Data extracted from a collection:
------------------------------------
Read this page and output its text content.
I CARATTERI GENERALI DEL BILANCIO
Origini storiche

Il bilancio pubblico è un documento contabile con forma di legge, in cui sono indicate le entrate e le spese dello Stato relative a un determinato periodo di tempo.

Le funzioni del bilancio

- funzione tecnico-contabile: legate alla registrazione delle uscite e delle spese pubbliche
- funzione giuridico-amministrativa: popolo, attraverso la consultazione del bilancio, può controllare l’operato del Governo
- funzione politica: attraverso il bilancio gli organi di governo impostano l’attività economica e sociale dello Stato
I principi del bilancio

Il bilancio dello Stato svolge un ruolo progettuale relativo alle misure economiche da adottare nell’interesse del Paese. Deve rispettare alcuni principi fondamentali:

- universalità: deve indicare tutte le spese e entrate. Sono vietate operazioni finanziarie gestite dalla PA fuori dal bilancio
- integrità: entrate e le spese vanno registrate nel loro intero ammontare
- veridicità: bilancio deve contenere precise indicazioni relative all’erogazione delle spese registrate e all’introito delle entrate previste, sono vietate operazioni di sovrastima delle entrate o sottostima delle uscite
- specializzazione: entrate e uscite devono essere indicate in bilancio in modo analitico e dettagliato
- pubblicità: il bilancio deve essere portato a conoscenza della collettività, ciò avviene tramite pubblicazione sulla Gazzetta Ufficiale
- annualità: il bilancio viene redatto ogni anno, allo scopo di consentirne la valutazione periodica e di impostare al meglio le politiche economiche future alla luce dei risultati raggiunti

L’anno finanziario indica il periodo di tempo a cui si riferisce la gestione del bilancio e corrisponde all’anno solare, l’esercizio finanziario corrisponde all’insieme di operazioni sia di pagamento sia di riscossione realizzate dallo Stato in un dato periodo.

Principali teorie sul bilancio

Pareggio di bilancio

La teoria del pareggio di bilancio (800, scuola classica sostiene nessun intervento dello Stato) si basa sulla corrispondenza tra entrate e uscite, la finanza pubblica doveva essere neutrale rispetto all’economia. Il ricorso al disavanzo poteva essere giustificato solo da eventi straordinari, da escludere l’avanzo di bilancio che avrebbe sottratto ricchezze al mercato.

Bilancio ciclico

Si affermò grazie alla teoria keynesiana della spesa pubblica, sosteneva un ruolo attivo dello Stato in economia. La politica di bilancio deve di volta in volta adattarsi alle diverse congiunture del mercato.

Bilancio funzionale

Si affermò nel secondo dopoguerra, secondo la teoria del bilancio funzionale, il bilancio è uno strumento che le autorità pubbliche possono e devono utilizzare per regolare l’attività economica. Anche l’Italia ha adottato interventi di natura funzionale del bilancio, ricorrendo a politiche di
------------------------------------
**Problem to work on**
Reproduce all of the data exactly as given.

**Expected answer**
Read this page and output its text content.
I CARATTERI GENERALI DEL BILANCIO
Origini storiche

Il bilancio pubblico è un documento contabile con forma di legge, in cui sono indicate le entrate e le spese dello Stato relative a un determinato periodo di tempo.

Le funzioni del bilancio

- funzione tecnico-contabile: legate alla registrazione delle uscite e delle spese pubbliche
- funzione giuridico-amministrativa: popolo, attraverso la consultazione del bilancio, può controllare l’operato del Governo
- funzione politica: attraverso il bilancio gli organi di governo impostano l’attività economica e sociale dello Stato
I principi del bilancio

Il bilancio dello Stato svolge un ruolo progettuale relativo alle misure economiche da adottare nell’interesse del Paese. Deve rispettare alcuni principi fondamentali:

- universalità: deve indicare tutte le spese e entrate. Sono vietate operazioni finanziarie gestite dalla PA fuori dal bilancio
- integrità: entrate e le spese vanno registrate nel loro intero ammontare
- veridicità: bilancio deve contenere precise indicazioni relative all’erogazione delle spese registrate e all’introito delle entrate previste, sono vietate operazioni di sovrastima delle entrate o sottostima delle uscite
- specializzazione: entrate e uscite devono essere indicate in bilancio in modo analitico e dettagliato
- pubblicità: il bilancio deve essere portato a conoscenza della collettività, ciò avviene tramite pubblicazione sulla Gazzetta Ufficiale
- annualità: il bilancio viene redatto ogni anno, allo scopo di consentirne la valutazione periodica e di impostare al meglio le politiche economiche future alla luce dei risultati raggiunti

L’anno finanziario indica il periodo di tempo a cui si riferisce la gestione del bilancio e corrisponde all’anno solare, l’esercizio finanziario corrisponde all’insieme di operazioni sia di pagamento sia di riscossione realizzate dallo Stato in un dato periodo.

Principali teorie sul bilancio

Pareggio di bilancio

La teoria del pareggio di bilancio (800, scuola classica sostiene nessun intervento dello Stato) si basa sulla corrispondenza tra entrate e uscite, la finanza pubblica doveva essere neutrale rispetto all’economia. Il ricorso al disavanzo poteva essere giustificato solo da eventi straordinari, da escludere l’avanzo di bilancio che avrebbe sottratto ricchezze al mercato.

Bilancio ciclico

Si affermò grazie alla teoria keynesiana della spesa pubblica, sosteneva un ruolo attivo dello Stato in economia. La politica di bilancio deve di volta in volta adattarsi alle diverse congiunture del mercato.

Bilancio funzionale

Si affermò nel secondo dopoguerra, secondo la teoria del bilancio funzionale, il bilancio è uno strumento che le autorità pubbliche possono e devono utilizzare per regolare l’attività economica. Anche l’Italia ha adottato interventi di natura funzionale del bilancio, ricorrendo a politiche di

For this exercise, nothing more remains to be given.